___ STORED RECORDS

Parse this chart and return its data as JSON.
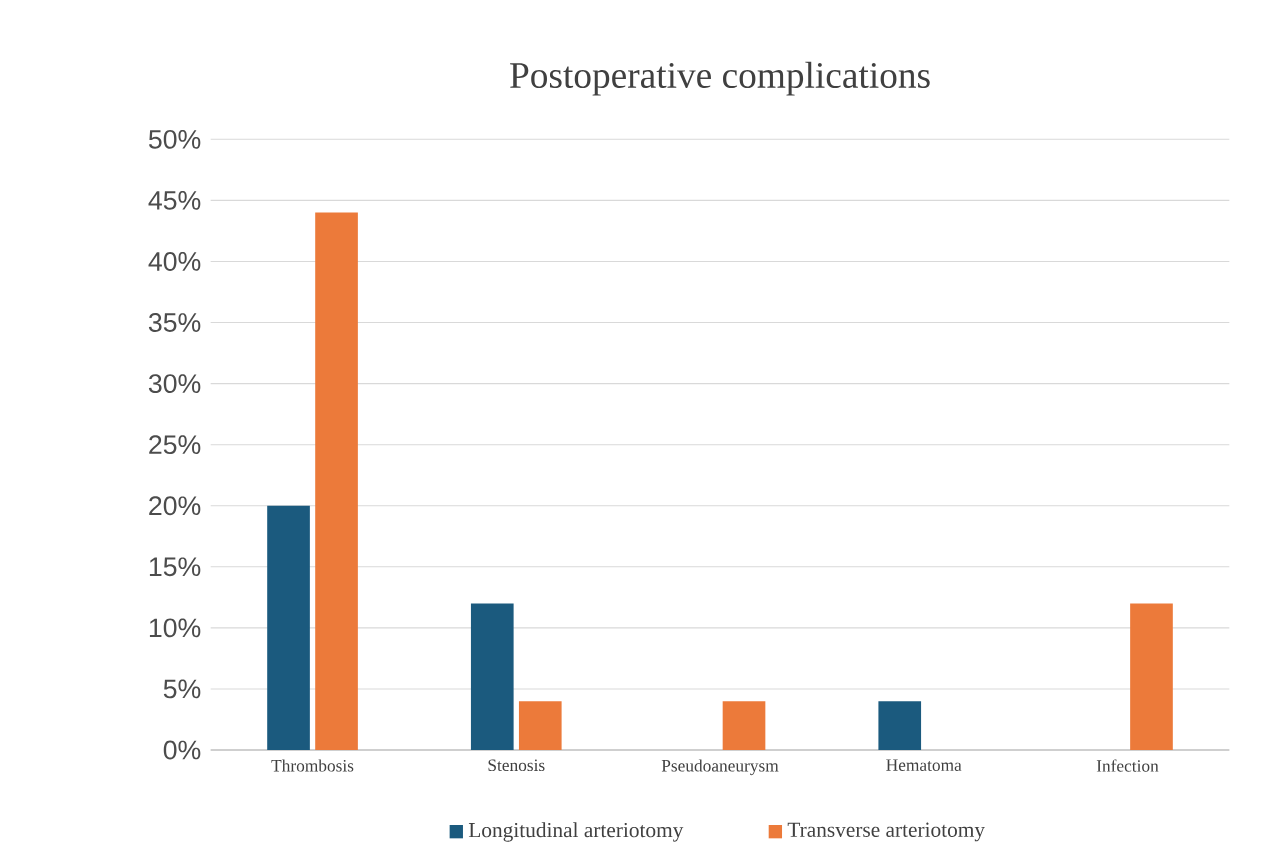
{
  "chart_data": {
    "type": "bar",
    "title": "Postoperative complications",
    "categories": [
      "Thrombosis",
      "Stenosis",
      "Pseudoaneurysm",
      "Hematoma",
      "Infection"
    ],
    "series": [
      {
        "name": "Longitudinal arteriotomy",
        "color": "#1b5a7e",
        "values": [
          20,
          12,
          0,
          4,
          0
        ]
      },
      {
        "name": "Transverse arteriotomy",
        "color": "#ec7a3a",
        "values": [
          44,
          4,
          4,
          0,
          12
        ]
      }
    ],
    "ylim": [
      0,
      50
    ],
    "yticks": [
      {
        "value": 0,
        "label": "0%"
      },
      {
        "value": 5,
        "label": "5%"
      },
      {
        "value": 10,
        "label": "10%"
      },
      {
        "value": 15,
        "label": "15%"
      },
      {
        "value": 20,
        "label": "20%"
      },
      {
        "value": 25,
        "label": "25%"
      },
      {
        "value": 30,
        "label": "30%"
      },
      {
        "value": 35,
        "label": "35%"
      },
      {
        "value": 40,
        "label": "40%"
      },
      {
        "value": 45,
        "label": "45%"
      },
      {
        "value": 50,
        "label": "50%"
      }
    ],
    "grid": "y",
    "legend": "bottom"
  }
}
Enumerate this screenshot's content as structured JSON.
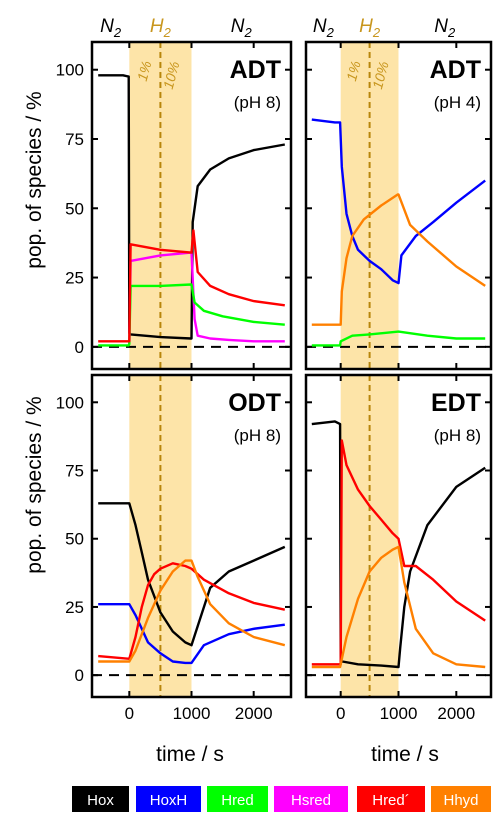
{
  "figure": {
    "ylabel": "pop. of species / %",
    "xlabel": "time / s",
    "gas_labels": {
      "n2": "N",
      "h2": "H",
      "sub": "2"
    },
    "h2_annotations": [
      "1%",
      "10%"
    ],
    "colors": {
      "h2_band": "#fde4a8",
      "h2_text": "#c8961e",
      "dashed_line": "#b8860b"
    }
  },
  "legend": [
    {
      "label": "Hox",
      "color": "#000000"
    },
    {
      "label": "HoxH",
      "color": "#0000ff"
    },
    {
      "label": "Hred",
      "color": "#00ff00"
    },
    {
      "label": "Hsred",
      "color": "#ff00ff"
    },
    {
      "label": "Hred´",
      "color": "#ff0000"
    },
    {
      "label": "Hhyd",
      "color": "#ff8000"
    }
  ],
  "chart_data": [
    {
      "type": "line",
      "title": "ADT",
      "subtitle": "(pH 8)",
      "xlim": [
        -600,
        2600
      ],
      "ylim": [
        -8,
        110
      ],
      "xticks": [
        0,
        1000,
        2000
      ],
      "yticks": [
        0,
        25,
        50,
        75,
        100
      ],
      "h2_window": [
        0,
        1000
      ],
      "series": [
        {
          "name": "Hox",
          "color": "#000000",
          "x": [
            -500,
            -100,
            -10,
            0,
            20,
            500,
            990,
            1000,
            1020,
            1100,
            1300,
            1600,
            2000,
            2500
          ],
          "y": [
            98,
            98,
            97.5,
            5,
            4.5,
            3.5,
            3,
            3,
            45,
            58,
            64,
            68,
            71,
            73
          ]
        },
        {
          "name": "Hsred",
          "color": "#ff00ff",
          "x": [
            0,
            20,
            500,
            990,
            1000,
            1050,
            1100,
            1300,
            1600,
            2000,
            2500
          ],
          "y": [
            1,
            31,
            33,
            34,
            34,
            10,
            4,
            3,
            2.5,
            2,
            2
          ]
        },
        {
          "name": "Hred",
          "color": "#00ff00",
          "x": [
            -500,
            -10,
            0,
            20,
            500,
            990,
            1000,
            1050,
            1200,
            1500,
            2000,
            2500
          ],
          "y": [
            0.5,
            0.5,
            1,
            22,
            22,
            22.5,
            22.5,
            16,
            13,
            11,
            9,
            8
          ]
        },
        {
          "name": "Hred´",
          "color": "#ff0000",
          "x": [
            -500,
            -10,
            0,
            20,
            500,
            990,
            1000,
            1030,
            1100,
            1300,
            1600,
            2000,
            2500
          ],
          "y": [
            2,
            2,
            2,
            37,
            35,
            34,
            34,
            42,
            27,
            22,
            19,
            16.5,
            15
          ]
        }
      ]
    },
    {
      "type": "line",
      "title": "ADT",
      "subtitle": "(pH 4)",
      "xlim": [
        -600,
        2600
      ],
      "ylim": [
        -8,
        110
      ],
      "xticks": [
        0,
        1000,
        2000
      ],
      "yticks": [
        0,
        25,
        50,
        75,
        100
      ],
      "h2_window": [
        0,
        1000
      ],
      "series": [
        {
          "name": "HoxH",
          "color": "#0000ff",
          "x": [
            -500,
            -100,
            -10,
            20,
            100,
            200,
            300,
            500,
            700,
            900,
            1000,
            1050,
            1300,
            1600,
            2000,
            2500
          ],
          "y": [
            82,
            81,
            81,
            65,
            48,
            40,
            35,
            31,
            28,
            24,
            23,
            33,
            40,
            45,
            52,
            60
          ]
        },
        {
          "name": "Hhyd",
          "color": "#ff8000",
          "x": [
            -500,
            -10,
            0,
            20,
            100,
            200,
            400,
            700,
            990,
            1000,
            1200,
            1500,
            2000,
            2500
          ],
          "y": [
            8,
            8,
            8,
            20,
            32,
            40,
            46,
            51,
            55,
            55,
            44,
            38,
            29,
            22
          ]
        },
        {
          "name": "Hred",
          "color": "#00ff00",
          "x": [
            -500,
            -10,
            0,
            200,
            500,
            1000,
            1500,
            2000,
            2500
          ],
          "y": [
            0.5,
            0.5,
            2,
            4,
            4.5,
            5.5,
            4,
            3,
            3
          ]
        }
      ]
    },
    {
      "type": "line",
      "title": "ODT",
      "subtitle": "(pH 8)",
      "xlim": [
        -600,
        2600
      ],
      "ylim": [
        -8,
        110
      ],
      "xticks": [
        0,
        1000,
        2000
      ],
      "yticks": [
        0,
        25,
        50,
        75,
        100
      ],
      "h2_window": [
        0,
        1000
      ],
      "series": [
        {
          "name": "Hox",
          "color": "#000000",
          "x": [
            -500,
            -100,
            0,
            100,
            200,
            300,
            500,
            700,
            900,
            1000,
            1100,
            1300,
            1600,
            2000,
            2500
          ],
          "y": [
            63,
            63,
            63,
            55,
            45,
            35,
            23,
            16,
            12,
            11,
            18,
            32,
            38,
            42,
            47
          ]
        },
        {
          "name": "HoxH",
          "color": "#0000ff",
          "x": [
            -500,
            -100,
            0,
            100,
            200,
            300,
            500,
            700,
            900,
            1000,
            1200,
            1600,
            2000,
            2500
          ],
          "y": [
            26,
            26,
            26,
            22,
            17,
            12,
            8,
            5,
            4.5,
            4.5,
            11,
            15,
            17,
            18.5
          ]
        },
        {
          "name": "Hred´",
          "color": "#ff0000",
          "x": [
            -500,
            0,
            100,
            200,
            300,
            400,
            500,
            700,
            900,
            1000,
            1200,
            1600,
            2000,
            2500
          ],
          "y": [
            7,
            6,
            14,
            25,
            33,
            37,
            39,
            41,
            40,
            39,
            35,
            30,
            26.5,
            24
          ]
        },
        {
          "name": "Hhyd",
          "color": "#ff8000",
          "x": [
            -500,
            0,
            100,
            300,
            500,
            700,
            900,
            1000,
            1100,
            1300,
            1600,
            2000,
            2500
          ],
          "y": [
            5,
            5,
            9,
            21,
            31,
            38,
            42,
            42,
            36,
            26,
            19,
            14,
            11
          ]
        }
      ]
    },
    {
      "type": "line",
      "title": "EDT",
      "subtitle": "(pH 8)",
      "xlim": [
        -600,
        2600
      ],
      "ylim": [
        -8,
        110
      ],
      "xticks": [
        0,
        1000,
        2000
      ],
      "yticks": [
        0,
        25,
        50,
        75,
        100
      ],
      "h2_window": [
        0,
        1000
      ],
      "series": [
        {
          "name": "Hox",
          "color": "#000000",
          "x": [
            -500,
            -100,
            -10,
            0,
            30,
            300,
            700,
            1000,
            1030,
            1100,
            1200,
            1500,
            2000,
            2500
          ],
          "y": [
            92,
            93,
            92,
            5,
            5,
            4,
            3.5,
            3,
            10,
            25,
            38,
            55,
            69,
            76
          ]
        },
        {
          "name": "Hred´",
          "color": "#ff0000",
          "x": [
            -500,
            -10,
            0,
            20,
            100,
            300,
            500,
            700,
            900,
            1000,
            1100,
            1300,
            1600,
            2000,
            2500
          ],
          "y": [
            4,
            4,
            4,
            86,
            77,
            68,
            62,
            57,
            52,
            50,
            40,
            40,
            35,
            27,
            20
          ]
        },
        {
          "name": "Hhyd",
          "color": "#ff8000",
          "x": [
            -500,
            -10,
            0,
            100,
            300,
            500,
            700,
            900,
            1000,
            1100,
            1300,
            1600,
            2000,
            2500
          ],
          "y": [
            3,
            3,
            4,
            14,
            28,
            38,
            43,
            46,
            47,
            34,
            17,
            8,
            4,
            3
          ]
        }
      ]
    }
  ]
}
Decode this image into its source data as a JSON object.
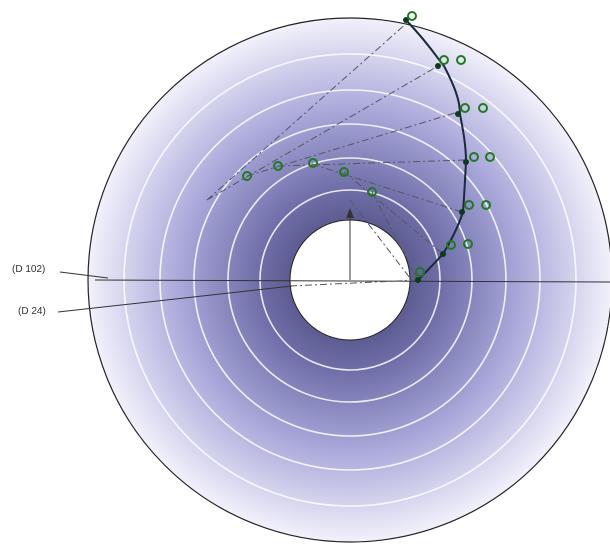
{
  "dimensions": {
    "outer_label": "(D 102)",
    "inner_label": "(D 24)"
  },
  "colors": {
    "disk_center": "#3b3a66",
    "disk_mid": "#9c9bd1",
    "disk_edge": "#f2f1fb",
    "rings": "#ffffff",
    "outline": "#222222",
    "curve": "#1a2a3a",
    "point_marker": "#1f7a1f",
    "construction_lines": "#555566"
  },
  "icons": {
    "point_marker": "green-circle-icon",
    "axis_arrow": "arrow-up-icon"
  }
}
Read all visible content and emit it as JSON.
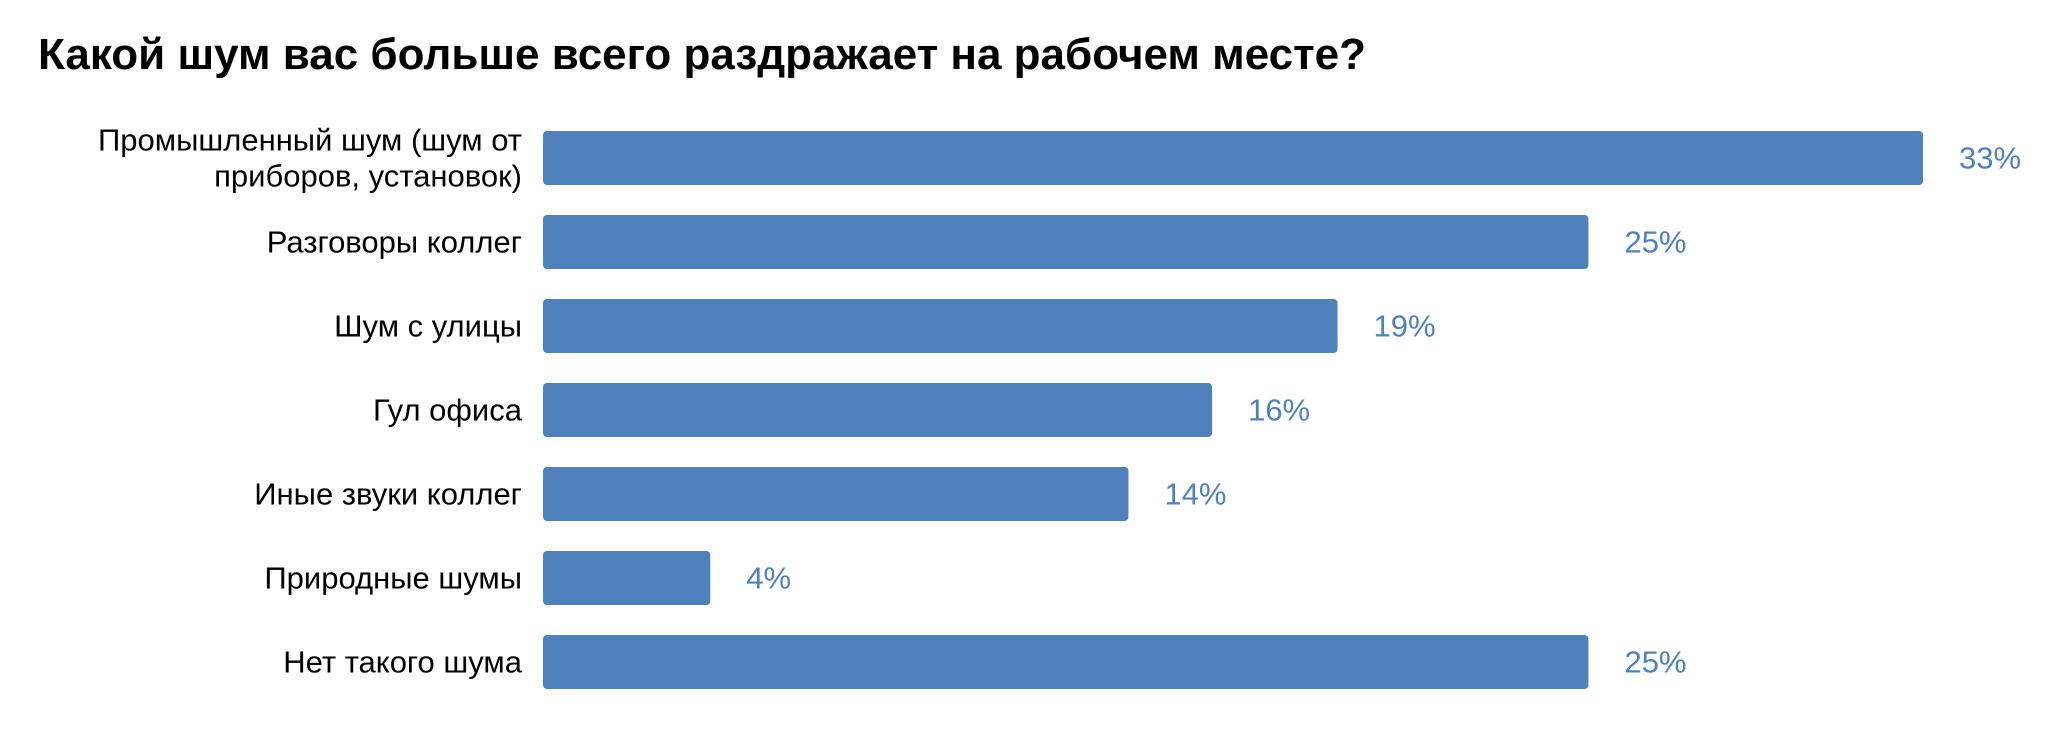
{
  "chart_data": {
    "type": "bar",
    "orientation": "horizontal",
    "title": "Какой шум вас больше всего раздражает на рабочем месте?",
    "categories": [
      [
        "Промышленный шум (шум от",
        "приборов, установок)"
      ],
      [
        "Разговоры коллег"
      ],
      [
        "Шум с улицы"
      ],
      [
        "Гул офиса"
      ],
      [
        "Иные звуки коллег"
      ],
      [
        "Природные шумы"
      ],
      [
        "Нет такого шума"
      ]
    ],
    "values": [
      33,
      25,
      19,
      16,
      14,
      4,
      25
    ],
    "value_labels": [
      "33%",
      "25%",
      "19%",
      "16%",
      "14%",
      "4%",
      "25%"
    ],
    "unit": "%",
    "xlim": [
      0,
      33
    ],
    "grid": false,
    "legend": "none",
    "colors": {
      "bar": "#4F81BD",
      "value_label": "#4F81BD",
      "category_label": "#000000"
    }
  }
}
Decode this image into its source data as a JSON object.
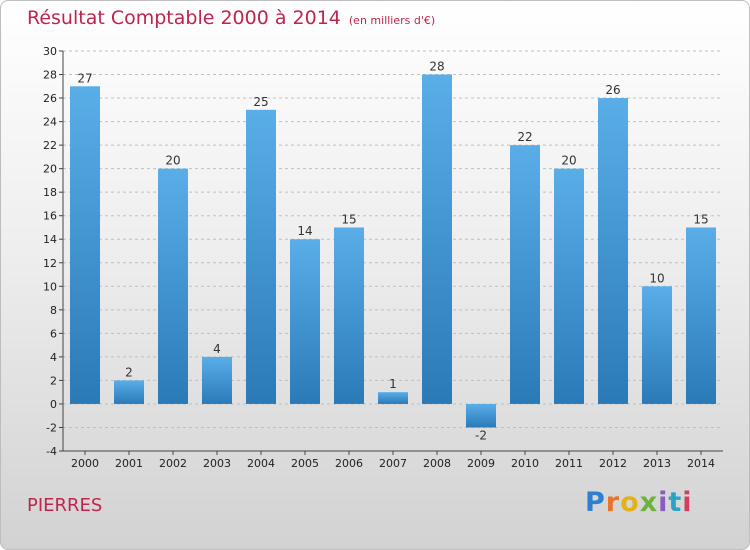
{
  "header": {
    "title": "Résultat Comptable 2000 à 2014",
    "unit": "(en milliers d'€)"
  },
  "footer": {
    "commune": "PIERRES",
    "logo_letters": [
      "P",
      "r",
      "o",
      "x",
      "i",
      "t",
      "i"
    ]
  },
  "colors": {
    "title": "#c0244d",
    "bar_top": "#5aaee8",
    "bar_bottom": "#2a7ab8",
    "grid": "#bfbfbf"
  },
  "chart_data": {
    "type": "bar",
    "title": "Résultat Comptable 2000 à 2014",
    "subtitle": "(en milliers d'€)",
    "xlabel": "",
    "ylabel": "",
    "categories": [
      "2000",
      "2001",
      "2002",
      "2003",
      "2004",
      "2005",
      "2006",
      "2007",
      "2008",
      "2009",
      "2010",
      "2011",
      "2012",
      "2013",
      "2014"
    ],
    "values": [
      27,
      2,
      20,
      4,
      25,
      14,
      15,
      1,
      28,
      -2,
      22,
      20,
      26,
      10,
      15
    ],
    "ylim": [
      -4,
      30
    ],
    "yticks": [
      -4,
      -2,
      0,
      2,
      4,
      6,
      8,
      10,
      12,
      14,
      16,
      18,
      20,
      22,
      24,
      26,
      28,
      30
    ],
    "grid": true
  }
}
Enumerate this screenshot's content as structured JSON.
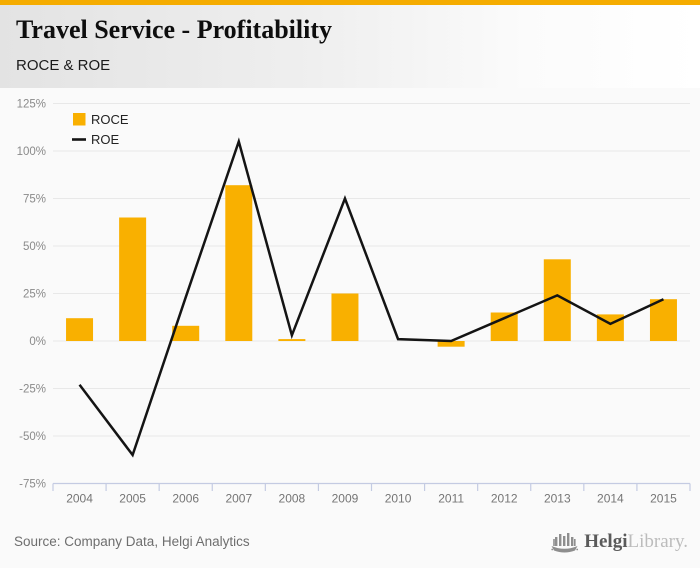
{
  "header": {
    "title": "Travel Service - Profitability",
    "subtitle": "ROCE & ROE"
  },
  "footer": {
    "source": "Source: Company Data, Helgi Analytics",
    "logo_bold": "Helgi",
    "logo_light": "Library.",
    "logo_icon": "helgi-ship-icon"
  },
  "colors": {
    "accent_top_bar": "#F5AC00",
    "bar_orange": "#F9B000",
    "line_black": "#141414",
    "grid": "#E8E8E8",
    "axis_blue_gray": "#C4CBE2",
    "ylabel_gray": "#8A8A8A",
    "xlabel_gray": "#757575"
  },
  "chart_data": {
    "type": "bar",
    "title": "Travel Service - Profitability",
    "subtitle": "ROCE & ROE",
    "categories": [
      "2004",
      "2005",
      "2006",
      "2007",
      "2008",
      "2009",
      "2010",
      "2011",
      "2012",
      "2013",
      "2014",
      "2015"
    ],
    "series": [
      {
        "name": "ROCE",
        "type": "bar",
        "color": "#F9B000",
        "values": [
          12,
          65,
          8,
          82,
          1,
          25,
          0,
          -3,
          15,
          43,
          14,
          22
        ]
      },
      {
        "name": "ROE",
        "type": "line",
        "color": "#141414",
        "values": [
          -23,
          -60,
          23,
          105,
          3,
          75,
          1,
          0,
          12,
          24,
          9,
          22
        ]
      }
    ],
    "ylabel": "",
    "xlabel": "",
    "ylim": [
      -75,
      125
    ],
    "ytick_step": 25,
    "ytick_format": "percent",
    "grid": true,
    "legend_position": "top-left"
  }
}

______

[EXERCISE DESCRIPTION]:
Determine the number of lines where the string "коллег" occurs, and give that number only.

[ANSWER TO THE TASK]:
2